- **To be done**:
Transcribe every line exactly. Leave the pictures behind.

====================

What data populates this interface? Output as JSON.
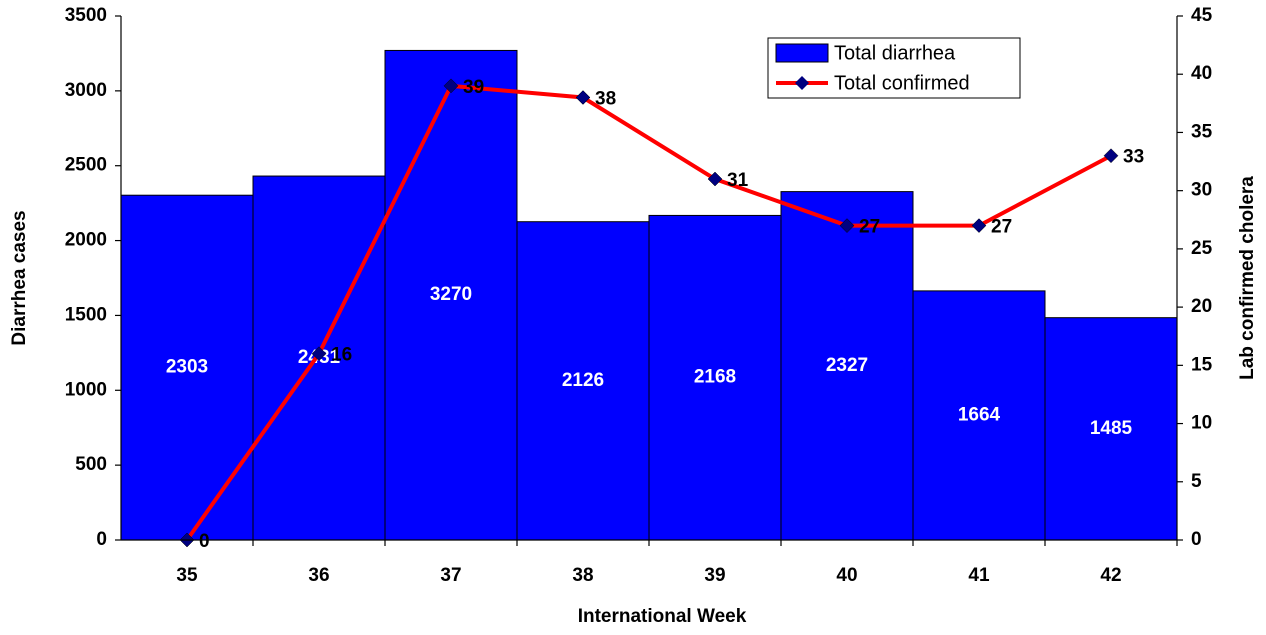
{
  "chart_data": {
    "type": "combo",
    "x_label": "International Week",
    "y_label": "Diarrhea cases",
    "y2_label": "Lab confirmed cholera",
    "categories": [
      "35",
      "36",
      "37",
      "38",
      "39",
      "40",
      "41",
      "42"
    ],
    "series": [
      {
        "name": "Total diarrhea",
        "type": "bar",
        "color": "#0000ff",
        "values": [
          2303,
          2431,
          3270,
          2126,
          2168,
          2327,
          1664,
          1485
        ]
      },
      {
        "name": "Total confirmed",
        "type": "line",
        "axis": "y2",
        "color": "#ff0000",
        "marker_color": "#000080",
        "values": [
          0,
          16,
          39,
          38,
          31,
          27,
          27,
          33
        ]
      }
    ],
    "ylim": [
      0,
      3500
    ],
    "yticks": [
      0,
      500,
      1000,
      1500,
      2000,
      2500,
      3000,
      3500
    ],
    "y2lim": [
      0,
      45
    ],
    "y2ticks": [
      0,
      5,
      10,
      15,
      20,
      25,
      30,
      35,
      40,
      45
    ],
    "grid": false,
    "legend": "top-right"
  }
}
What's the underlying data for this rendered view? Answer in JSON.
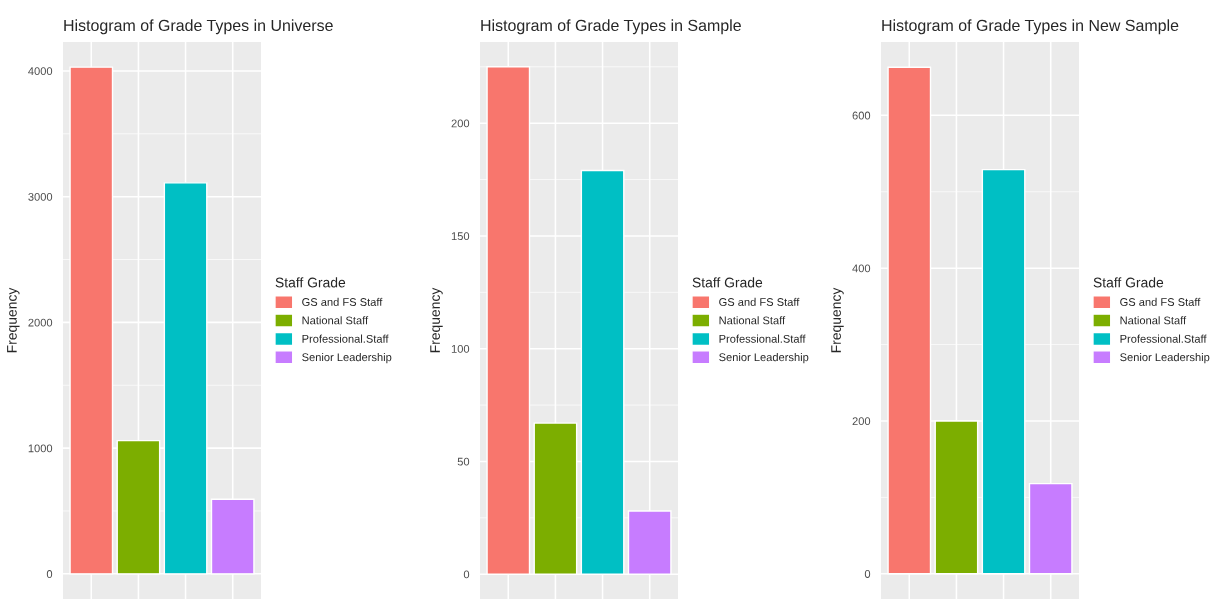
{
  "chart_data": [
    {
      "type": "bar",
      "title": "Histogram of Grade Types in Universe",
      "ylabel": "Frequency",
      "legend_title": "Staff Grade",
      "categories": [
        null,
        null,
        null,
        null
      ],
      "series": [
        {
          "name": "GS and FS Staff",
          "color": "#f8766d",
          "values": [
            4030,
            null,
            null,
            null
          ]
        },
        {
          "name": "National Staff",
          "color": "#7cae00",
          "values": [
            null,
            1060,
            null,
            null
          ]
        },
        {
          "name": "Professional.Staff",
          "color": "#00bfc4",
          "values": [
            null,
            null,
            3110,
            null
          ]
        },
        {
          "name": "Senior Leadership",
          "color": "#c77cff",
          "values": [
            null,
            null,
            null,
            593
          ]
        }
      ],
      "ylim": [
        -200,
        4230
      ],
      "yticks": [
        0,
        1000,
        2000,
        3000,
        4000
      ],
      "grid": true,
      "legend": "right"
    },
    {
      "type": "bar",
      "title": "Histogram of Grade Types in Sample",
      "ylabel": "Frequency",
      "legend_title": "Staff Grade",
      "categories": [
        null,
        null,
        null,
        null
      ],
      "series": [
        {
          "name": "GS and FS Staff",
          "color": "#f8766d",
          "values": [
            225,
            null,
            null,
            null
          ]
        },
        {
          "name": "National Staff",
          "color": "#7cae00",
          "values": [
            null,
            67,
            null,
            null
          ]
        },
        {
          "name": "Professional.Staff",
          "color": "#00bfc4",
          "values": [
            null,
            null,
            179,
            null
          ]
        },
        {
          "name": "Senior Leadership",
          "color": "#c77cff",
          "values": [
            null,
            null,
            null,
            28
          ]
        }
      ],
      "ylim": [
        -11,
        236
      ],
      "yticks": [
        0,
        50,
        100,
        150,
        200
      ],
      "grid": true,
      "legend": "right"
    },
    {
      "type": "bar",
      "title": "Histogram of Grade Types in New Sample",
      "ylabel": "Frequency",
      "legend_title": "Staff Grade",
      "categories": [
        null,
        null,
        null,
        null
      ],
      "series": [
        {
          "name": "GS and FS Staff",
          "color": "#f8766d",
          "values": [
            663,
            null,
            null,
            null
          ]
        },
        {
          "name": "National Staff",
          "color": "#7cae00",
          "values": [
            null,
            200,
            null,
            null
          ]
        },
        {
          "name": "Professional.Staff",
          "color": "#00bfc4",
          "values": [
            null,
            null,
            529,
            null
          ]
        },
        {
          "name": "Senior Leadership",
          "color": "#c77cff",
          "values": [
            null,
            null,
            null,
            118
          ]
        }
      ],
      "ylim": [
        -33,
        696
      ],
      "yticks": [
        0,
        200,
        400,
        600
      ],
      "grid": true,
      "legend": "right"
    }
  ]
}
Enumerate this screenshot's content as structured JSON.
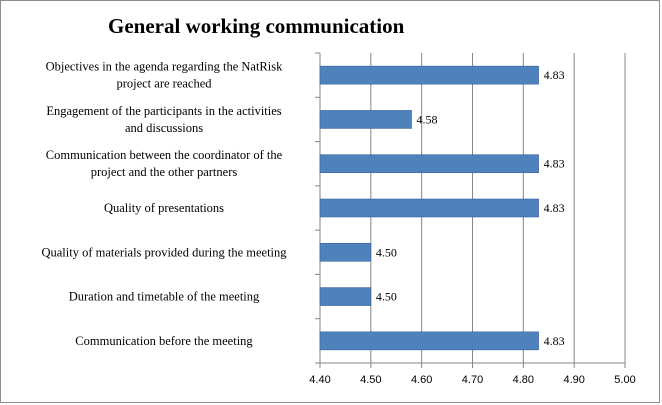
{
  "chart_data": {
    "type": "bar",
    "orientation": "horizontal",
    "title": "General working communication",
    "categories": [
      "Objectives in the agenda regarding the NatRisk project are reached",
      "Engagement of the participants in the activities and discussions",
      "Communication between the coordinator of the project and the other partners",
      "Quality of presentations",
      "Quality of materials provided during the meeting",
      "Duration and timetable of the meeting",
      "Communication before the meeting"
    ],
    "category_lines": [
      [
        "Objectives in the agenda regarding the NatRisk",
        "project are reached"
      ],
      [
        "Engagement of the participants in the activities",
        "and discussions"
      ],
      [
        "Communication between the coordinator of the",
        "project and the other partners"
      ],
      [
        "Quality of presentations"
      ],
      [
        "Quality of materials provided during the meeting"
      ],
      [
        "Duration and timetable of the meeting"
      ],
      [
        "Communication before the meeting"
      ]
    ],
    "values": [
      4.83,
      4.58,
      4.83,
      4.83,
      4.5,
      4.5,
      4.83
    ],
    "data_labels": [
      "4.83",
      "4.58",
      "4.83",
      "4.83",
      "4.50",
      "4.50",
      "4.83"
    ],
    "xlim": [
      4.4,
      5.0
    ],
    "xticks": [
      "4.40",
      "4.50",
      "4.60",
      "4.70",
      "4.80",
      "4.90",
      "5.00"
    ],
    "xlabel": "",
    "ylabel": "",
    "grid": "vertical",
    "legend": "none",
    "colors": {
      "bar": "#4f81bd",
      "bar_border": "#3c6596",
      "grid": "#868686",
      "axis": "#868686"
    }
  }
}
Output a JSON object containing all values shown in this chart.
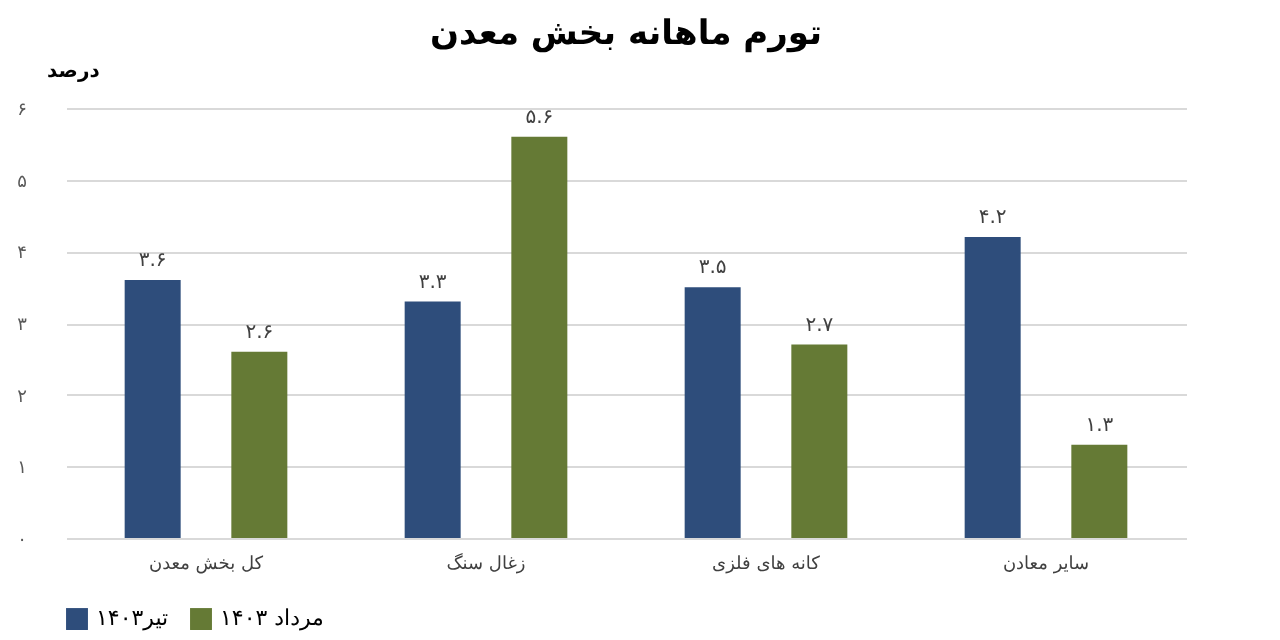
{
  "chart_data": {
    "type": "bar",
    "title": "تورم ماهانه بخش معدن",
    "ylabel": "درصد",
    "categories": [
      "کل بخش معدن",
      "زغال سنگ",
      "کانه های فلزی",
      "سایر معادن"
    ],
    "series": [
      {
        "name": "تیر۱۴۰۳",
        "color": "#2e4d7b",
        "values": [
          3.6,
          3.3,
          3.5,
          4.2
        ],
        "value_labels": [
          "۳.۶",
          "۳.۳",
          "۳.۵",
          "۴.۲"
        ]
      },
      {
        "name": "مرداد ۱۴۰۳",
        "color": "#657a35",
        "values": [
          2.6,
          5.6,
          2.7,
          1.3
        ],
        "value_labels": [
          "۲.۶",
          "۵.۶",
          "۲.۷",
          "۱.۳"
        ]
      }
    ],
    "ylim": [
      0,
      6
    ],
    "yticks": [
      {
        "value": 0,
        "label": "۰"
      },
      {
        "value": 1,
        "label": "۱"
      },
      {
        "value": 2,
        "label": "۲"
      },
      {
        "value": 3,
        "label": "۳"
      },
      {
        "value": 4,
        "label": "۴"
      },
      {
        "value": 5,
        "label": "۵"
      },
      {
        "value": 6,
        "label": "۶"
      }
    ],
    "grid": "y",
    "legend": "bottom"
  }
}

====================

- **Complete answer**:
What data populates this interface? Output as JSON.
{
  "chart_data": {
    "type": "combo",
    "x_label": "International Week",
    "y_label": "Diarrhea cases",
    "y2_label": "Lab confirmed cholera",
    "categories": [
      "35",
      "36",
      "37",
      "38",
      "39",
      "40",
      "41",
      "42"
    ],
    "series": [
      {
        "name": "Total diarrhea",
        "type": "bar",
        "color": "#0000ff",
        "values": [
          2303,
          2431,
          3270,
          2126,
          2168,
          2327,
          1664,
          1485
        ]
      },
      {
        "name": "Total confirmed",
        "type": "line",
        "axis": "y2",
        "color": "#ff0000",
        "marker_color": "#000080",
        "values": [
          0,
          16,
          39,
          38,
          31,
          27,
          27,
          33
        ]
      }
    ],
    "ylim": [
      0,
      3500
    ],
    "yticks": [
      0,
      500,
      1000,
      1500,
      2000,
      2500,
      3000,
      3500
    ],
    "y2lim": [
      0,
      45
    ],
    "y2ticks": [
      0,
      5,
      10,
      15,
      20,
      25,
      30,
      35,
      40,
      45
    ],
    "grid": false,
    "legend": "top-right"
  }
}
What's the underlying data for this rendered view? Answer in JSON.
{
  "chart_data": [
    {
      "type": "bar",
      "title": "Histogram of Grade Types in Universe",
      "ylabel": "Frequency",
      "legend_title": "Staff Grade",
      "categories": [
        null,
        null,
        null,
        null
      ],
      "series": [
        {
          "name": "GS and FS Staff",
          "color": "#f8766d",
          "values": [
            4030,
            null,
            null,
            null
          ]
        },
        {
          "name": "National Staff",
          "color": "#7cae00",
          "values": [
            null,
            1060,
            null,
            null
          ]
        },
        {
          "name": "Professional.Staff",
          "color": "#00bfc4",
          "values": [
            null,
            null,
            3110,
            null
          ]
        },
        {
          "name": "Senior Leadership",
          "color": "#c77cff",
          "values": [
            null,
            null,
            null,
            593
          ]
        }
      ],
      "ylim": [
        -200,
        4230
      ],
      "yticks": [
        0,
        1000,
        2000,
        3000,
        4000
      ],
      "grid": true,
      "legend": "right"
    },
    {
      "type": "bar",
      "title": "Histogram of Grade Types in Sample",
      "ylabel": "Frequency",
      "legend_title": "Staff Grade",
      "categories": [
        null,
        null,
        null,
        null
      ],
      "series": [
        {
          "name": "GS and FS Staff",
          "color": "#f8766d",
          "values": [
            225,
            null,
            null,
            null
          ]
        },
        {
          "name": "National Staff",
          "color": "#7cae00",
          "values": [
            null,
            67,
            null,
            null
          ]
        },
        {
          "name": "Professional.Staff",
          "color": "#00bfc4",
          "values": [
            null,
            null,
            179,
            null
          ]
        },
        {
          "name": "Senior Leadership",
          "color": "#c77cff",
          "values": [
            null,
            null,
            null,
            28
          ]
        }
      ],
      "ylim": [
        -11,
        236
      ],
      "yticks": [
        0,
        50,
        100,
        150,
        200
      ],
      "grid": true,
      "legend": "right"
    },
    {
      "type": "bar",
      "title": "Histogram of Grade Types in New Sample",
      "ylabel": "Frequency",
      "legend_title": "Staff Grade",
      "categories": [
        null,
        null,
        null,
        null
      ],
      "series": [
        {
          "name": "GS and FS Staff",
          "color": "#f8766d",
          "values": [
            663,
            null,
            null,
            null
          ]
        },
        {
          "name": "National Staff",
          "color": "#7cae00",
          "values": [
            null,
            200,
            null,
            null
          ]
        },
        {
          "name": "Professional.Staff",
          "color": "#00bfc4",
          "values": [
            null,
            null,
            529,
            null
          ]
        },
        {
          "name": "Senior Leadership",
          "color": "#c77cff",
          "values": [
            null,
            null,
            null,
            118
          ]
        }
      ],
      "ylim": [
        -33,
        696
      ],
      "yticks": [
        0,
        200,
        400,
        600
      ],
      "grid": true,
      "legend": "right"
    }
  ]
}
Enumerate this screenshot's content as structured JSON.
{
  "chart_data": {
    "type": "bar",
    "orientation": "horizontal",
    "title": "General working communication",
    "categories": [
      "Objectives in the agenda regarding the NatRisk project are reached",
      "Engagement of the participants in the activities and discussions",
      "Communication between the coordinator of the project and the other partners",
      "Quality of presentations",
      "Quality of materials provided during the meeting",
      "Duration and timetable of the meeting",
      "Communication before the meeting"
    ],
    "category_lines": [
      [
        "Objectives in the agenda regarding the NatRisk",
        "project are reached"
      ],
      [
        "Engagement of the participants in the activities",
        "and discussions"
      ],
      [
        "Communication between the coordinator of the",
        "project and the other partners"
      ],
      [
        "Quality of presentations"
      ],
      [
        "Quality of materials provided during the meeting"
      ],
      [
        "Duration and timetable of the meeting"
      ],
      [
        "Communication before the meeting"
      ]
    ],
    "values": [
      4.83,
      4.58,
      4.83,
      4.83,
      4.5,
      4.5,
      4.83
    ],
    "data_labels": [
      "4.83",
      "4.58",
      "4.83",
      "4.83",
      "4.50",
      "4.50",
      "4.83"
    ],
    "xlim": [
      4.4,
      5.0
    ],
    "xticks": [
      "4.40",
      "4.50",
      "4.60",
      "4.70",
      "4.80",
      "4.90",
      "5.00"
    ],
    "xlabel": "",
    "ylabel": "",
    "grid": "vertical",
    "legend": "none",
    "colors": {
      "bar": "#4f81bd",
      "bar_border": "#3c6596",
      "grid": "#868686",
      "axis": "#868686"
    }
  }
}
Output a JSON object containing all values shown in this chart.
{
  "chart_data": {
    "type": "bar",
    "title": "تورم ماهانه بخش معدن",
    "ylabel": "درصد",
    "categories": [
      "کل بخش معدن",
      "زغال سنگ",
      "کانه های فلزی",
      "سایر معادن"
    ],
    "series": [
      {
        "name": "تیر۱۴۰۳",
        "color": "#2e4d7b",
        "values": [
          3.6,
          3.3,
          3.5,
          4.2
        ],
        "value_labels": [
          "۳.۶",
          "۳.۳",
          "۳.۵",
          "۴.۲"
        ]
      },
      {
        "name": "مرداد ۱۴۰۳",
        "color": "#657a35",
        "values": [
          2.6,
          5.6,
          2.7,
          1.3
        ],
        "value_labels": [
          "۲.۶",
          "۵.۶",
          "۲.۷",
          "۱.۳"
        ]
      }
    ],
    "ylim": [
      0,
      6
    ],
    "yticks": [
      {
        "value": 0,
        "label": "۰"
      },
      {
        "value": 1,
        "label": "۱"
      },
      {
        "value": 2,
        "label": "۲"
      },
      {
        "value": 3,
        "label": "۳"
      },
      {
        "value": 4,
        "label": "۴"
      },
      {
        "value": 5,
        "label": "۵"
      },
      {
        "value": 6,
        "label": "۶"
      }
    ],
    "grid": "y",
    "legend": "bottom"
  }
}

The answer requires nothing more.